• **DESCRIPTION OF THE TASK**
Tally the lines in these records that hold the string "next", and reply with the number alone.
== EXERCISE INPUT
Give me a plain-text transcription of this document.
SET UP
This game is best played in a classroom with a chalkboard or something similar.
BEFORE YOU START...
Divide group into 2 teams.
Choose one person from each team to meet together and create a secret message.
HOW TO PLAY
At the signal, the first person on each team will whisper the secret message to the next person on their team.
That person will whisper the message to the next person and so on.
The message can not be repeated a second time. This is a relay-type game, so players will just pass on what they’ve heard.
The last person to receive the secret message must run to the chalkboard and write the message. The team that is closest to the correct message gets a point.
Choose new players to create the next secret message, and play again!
====
• **THE COMPLETED TASK**
3